§ **PROBLEM**
Repeat every record below exactly, but leave out any pictures.

(Records from a dataset)
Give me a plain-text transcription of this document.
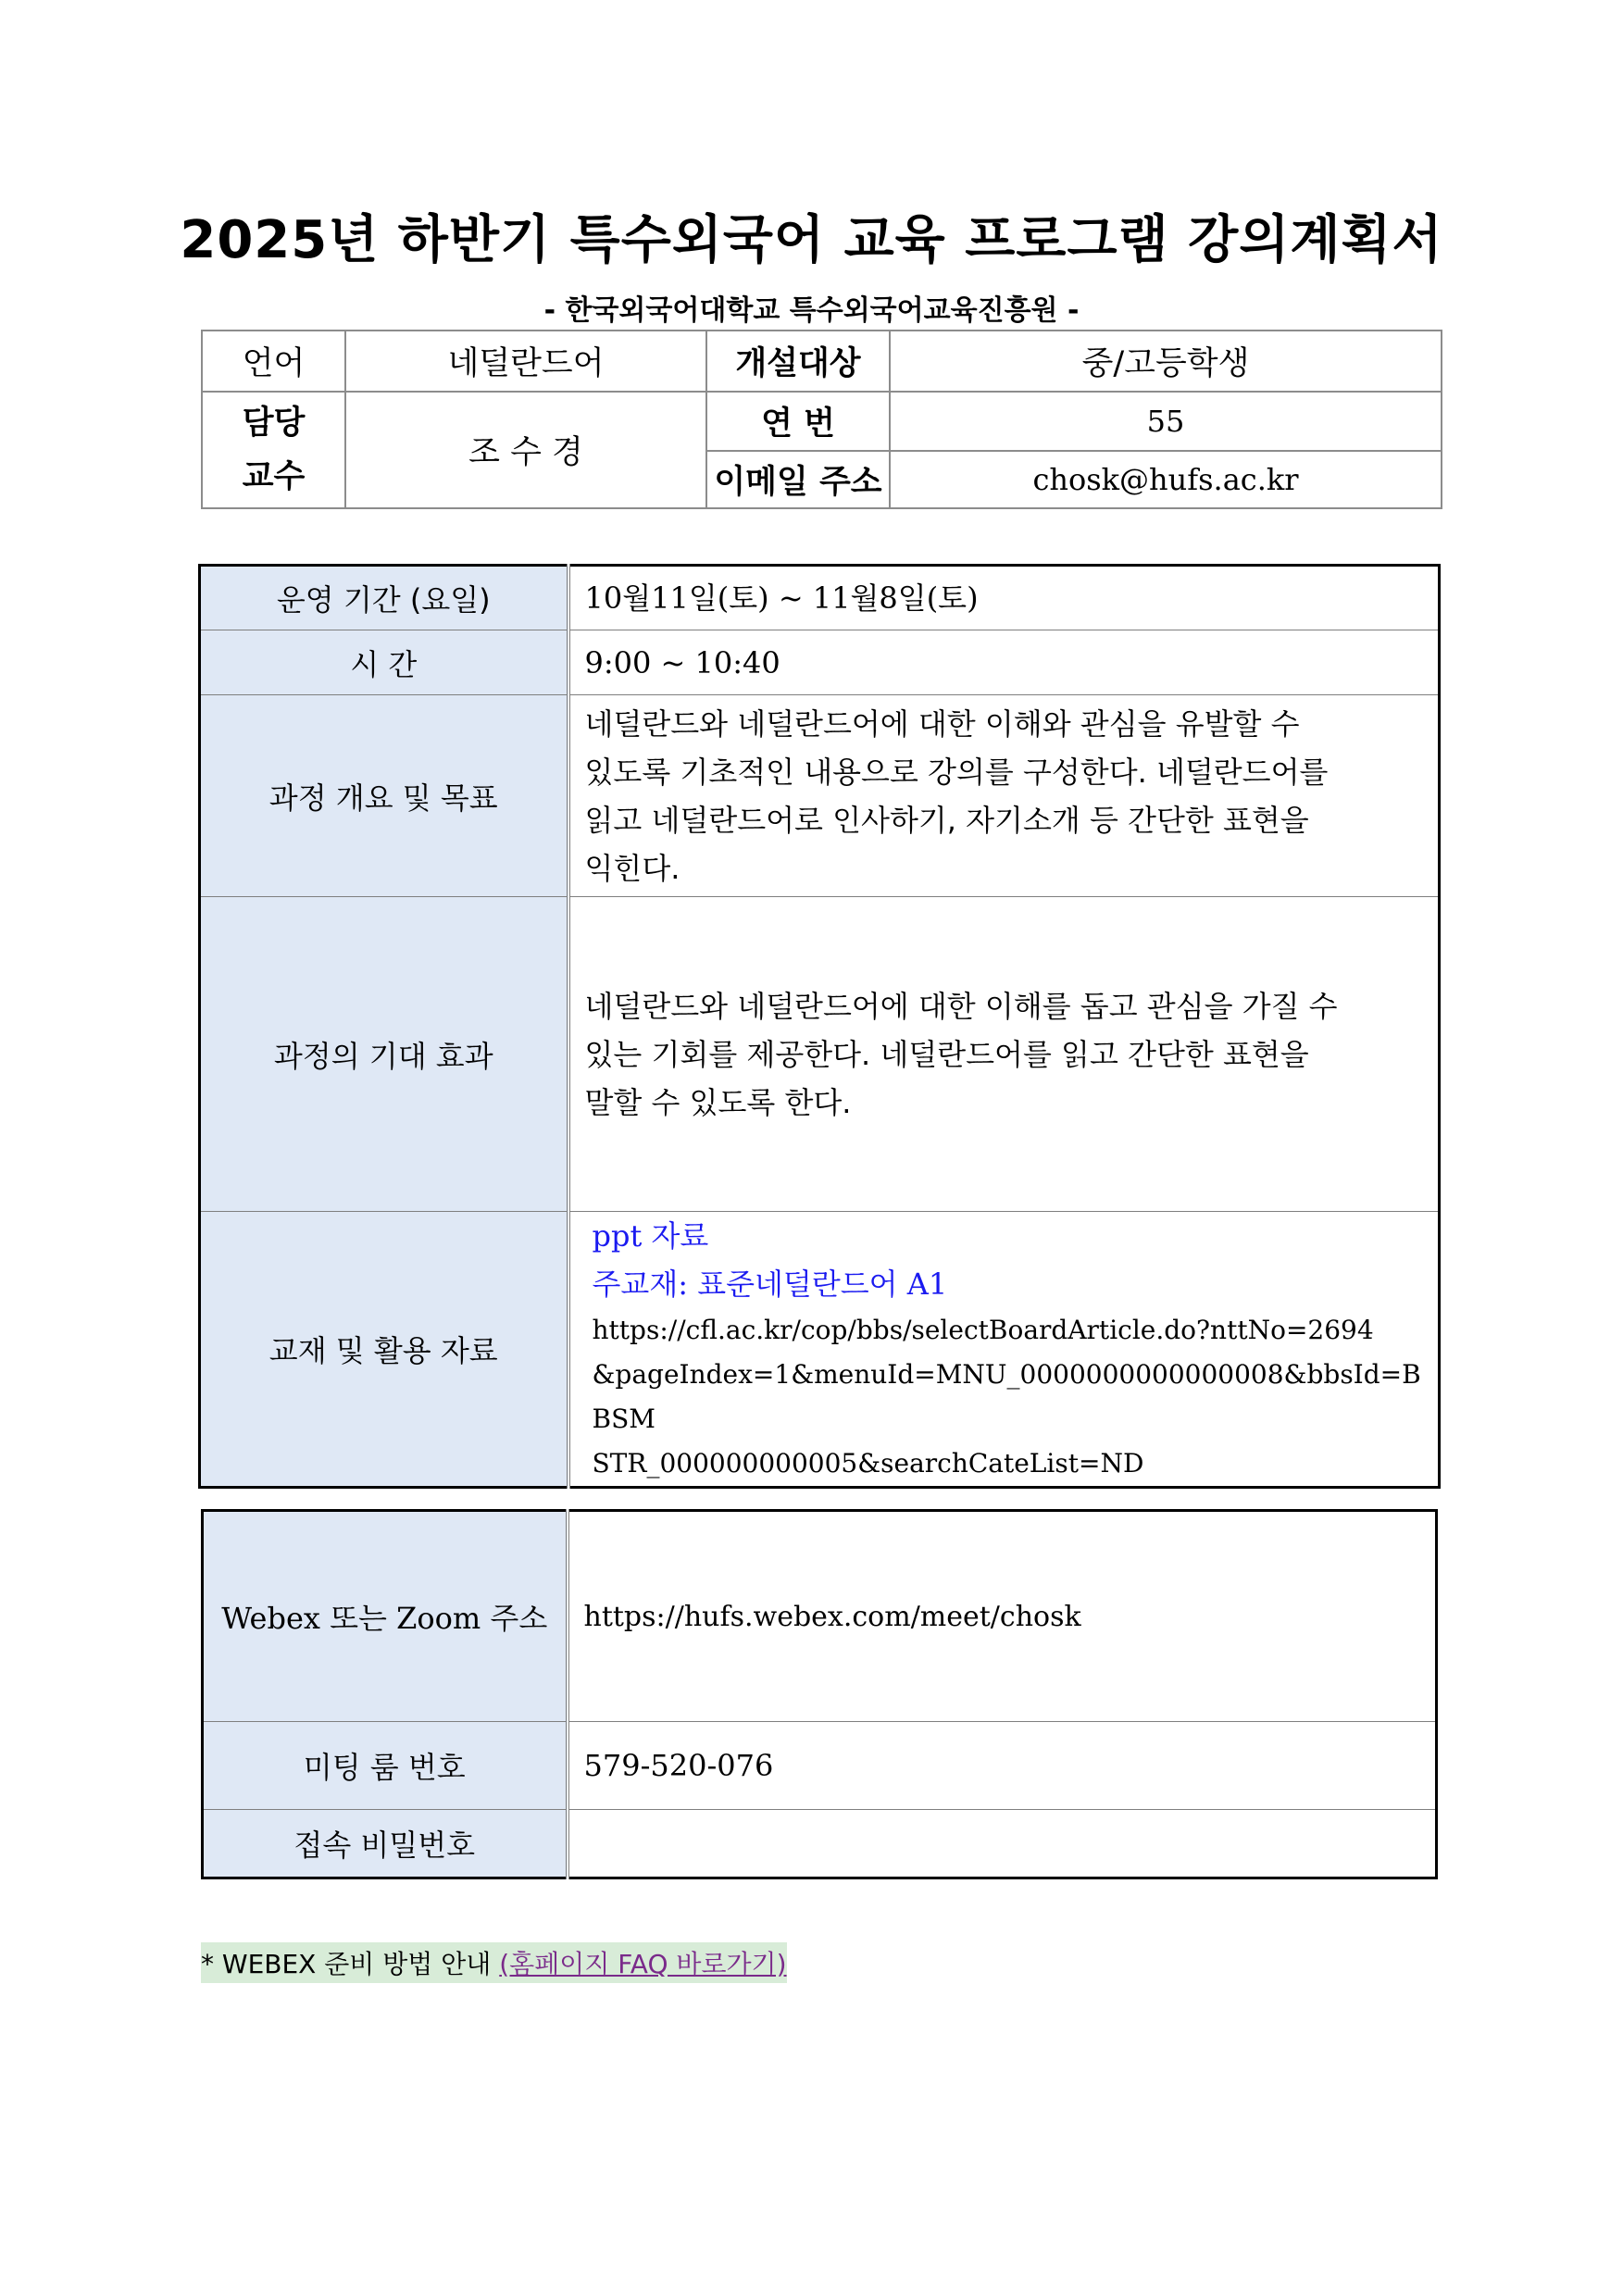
2025년 하반기 특수외국어 교육 프로그램 강의계획서
- 한국외국어대학교 특수외국어교육진흥원 -
언어	네덜란드어	개설대상	중/고등학생

담당
교수	조 수 경	연 번	55
		이메일 주소	chosk@hufs.ac.kr
운영 기간 (요일)	10월11일(토) ~ 11월8일(토)
시 간	9:00 ~ 10:40
과정 개요 및 목표	네덜란드와 네덜란드어에 대한 이해와 관심을 유발할 수
있도록 기초적인 내용으로 강의를 구성한다. 네덜란드어를
읽고 네덜란드어로 인사하기, 자기소개 등 간단한 표현을
익힌다.

과정의 기대 효과	네덜란드와 네덜란드어에 대한 이해를 돕고 관심을 가질 수
있는 기회를 제공한다. 네덜란드어를 읽고 간단한 표현을
말할 수 있도록 한다.

교재 및 활용 자료	ppt 자료
주교재: 표준네덜란드어 A1
https://cfl.ac.kr/cop/bbs/selectBoardArticle.do?nttNo=2694
&pageIndex=1&menuId=MNU_0000000000000008&bbsId=BBSM
STR_000000000005&searchCateList=ND
Webex 또는 Zoom 주소	https://hufs.webex.com/meet/chosk
미팅 룸 번호	579-520-076
접속 비밀번호	
* WEBEX 준비 방법 안내 (홈페이지 FAQ 바로가기)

§ **COMPLETE OUTPUT**
Give me a plain-text transcription of this document.
2025년 하반기 특수외국어 교육 프로그램 강의계획서
- 한국외국어대학교 특수외국어교육진흥원 -
언어	네덜란드어	개설대상	중/고등학생

담당
교수	조 수 경	연 번	55
		이메일 주소	chosk@hufs.ac.kr
운영 기간 (요일)	10월11일(토) ~ 11월8일(토)
시 간	9:00 ~ 10:40
과정 개요 및 목표	네덜란드와 네덜란드어에 대한 이해와 관심을 유발할 수
있도록 기초적인 내용으로 강의를 구성한다. 네덜란드어를
읽고 네덜란드어로 인사하기, 자기소개 등 간단한 표현을
익힌다.

과정의 기대 효과	네덜란드와 네덜란드어에 대한 이해를 돕고 관심을 가질 수
있는 기회를 제공한다. 네덜란드어를 읽고 간단한 표현을
말할 수 있도록 한다.

교재 및 활용 자료	ppt 자료
주교재: 표준네덜란드어 A1
https://cfl.ac.kr/cop/bbs/selectBoardArticle.do?nttNo=2694
&pageIndex=1&menuId=MNU_0000000000000008&bbsId=BBSM
STR_000000000005&searchCateList=ND
Webex 또는 Zoom 주소	https://hufs.webex.com/meet/chosk
미팅 룸 번호	579-520-076
접속 비밀번호	
* WEBEX 준비 방법 안내 (홈페이지 FAQ 바로가기)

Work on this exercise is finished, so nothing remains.